Records about charts and figures
============

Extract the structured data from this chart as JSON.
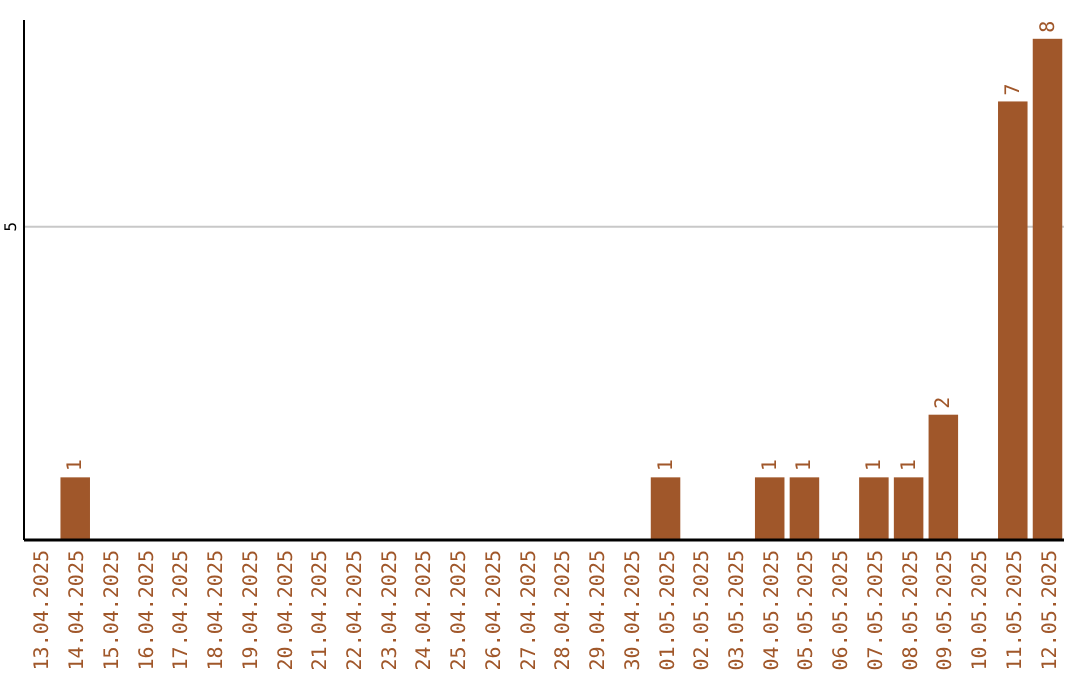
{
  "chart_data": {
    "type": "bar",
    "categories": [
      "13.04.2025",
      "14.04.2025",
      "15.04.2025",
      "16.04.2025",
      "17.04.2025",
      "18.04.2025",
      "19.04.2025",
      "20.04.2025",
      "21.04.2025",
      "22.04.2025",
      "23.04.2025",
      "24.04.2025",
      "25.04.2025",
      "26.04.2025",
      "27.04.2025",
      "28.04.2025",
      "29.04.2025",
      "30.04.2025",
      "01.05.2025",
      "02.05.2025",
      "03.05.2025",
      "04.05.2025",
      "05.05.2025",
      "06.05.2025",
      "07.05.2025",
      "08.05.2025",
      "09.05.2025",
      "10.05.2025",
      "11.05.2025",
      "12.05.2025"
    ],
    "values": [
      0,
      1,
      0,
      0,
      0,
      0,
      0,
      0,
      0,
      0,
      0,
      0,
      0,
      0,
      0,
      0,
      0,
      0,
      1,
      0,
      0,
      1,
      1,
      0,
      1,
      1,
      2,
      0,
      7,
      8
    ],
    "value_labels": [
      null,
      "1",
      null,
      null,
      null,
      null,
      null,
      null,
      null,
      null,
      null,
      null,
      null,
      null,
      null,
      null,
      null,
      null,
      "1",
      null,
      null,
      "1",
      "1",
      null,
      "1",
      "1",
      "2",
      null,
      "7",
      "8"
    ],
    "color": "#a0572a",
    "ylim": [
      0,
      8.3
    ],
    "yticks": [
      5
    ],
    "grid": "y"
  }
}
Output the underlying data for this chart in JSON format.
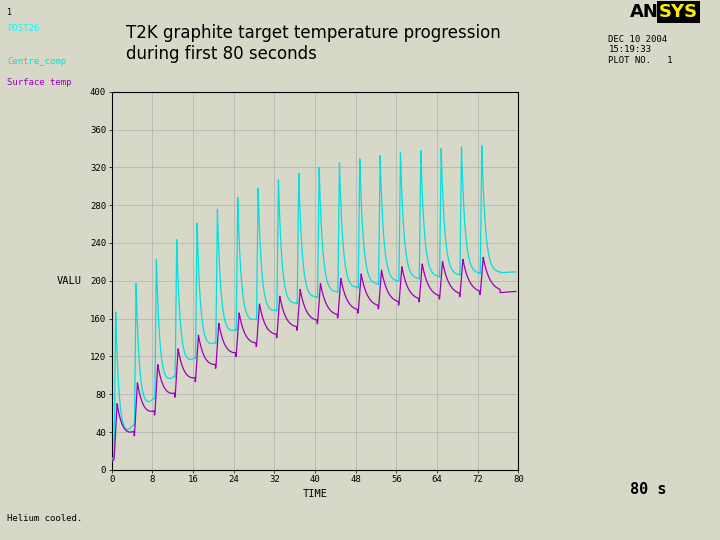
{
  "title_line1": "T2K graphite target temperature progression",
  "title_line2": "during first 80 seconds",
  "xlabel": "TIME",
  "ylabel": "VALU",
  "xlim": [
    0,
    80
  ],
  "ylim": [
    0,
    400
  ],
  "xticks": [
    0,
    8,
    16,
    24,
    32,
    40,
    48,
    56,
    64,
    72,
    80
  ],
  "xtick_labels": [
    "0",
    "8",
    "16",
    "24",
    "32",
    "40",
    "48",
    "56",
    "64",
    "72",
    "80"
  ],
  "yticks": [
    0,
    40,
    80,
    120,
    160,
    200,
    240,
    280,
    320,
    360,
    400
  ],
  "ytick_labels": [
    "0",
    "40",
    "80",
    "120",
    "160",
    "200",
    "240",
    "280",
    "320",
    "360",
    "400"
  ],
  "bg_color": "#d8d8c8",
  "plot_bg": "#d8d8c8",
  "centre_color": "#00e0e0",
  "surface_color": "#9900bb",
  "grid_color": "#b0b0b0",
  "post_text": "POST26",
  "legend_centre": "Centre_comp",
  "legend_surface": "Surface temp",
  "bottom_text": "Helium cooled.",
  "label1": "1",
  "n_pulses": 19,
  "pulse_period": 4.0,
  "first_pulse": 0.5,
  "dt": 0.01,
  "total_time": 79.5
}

============

Copy down every line of the material above that includes the string "this".

**The response:**
Extract the structured data from this chart as JSON.
Output the underlying data for this chart in JSON format.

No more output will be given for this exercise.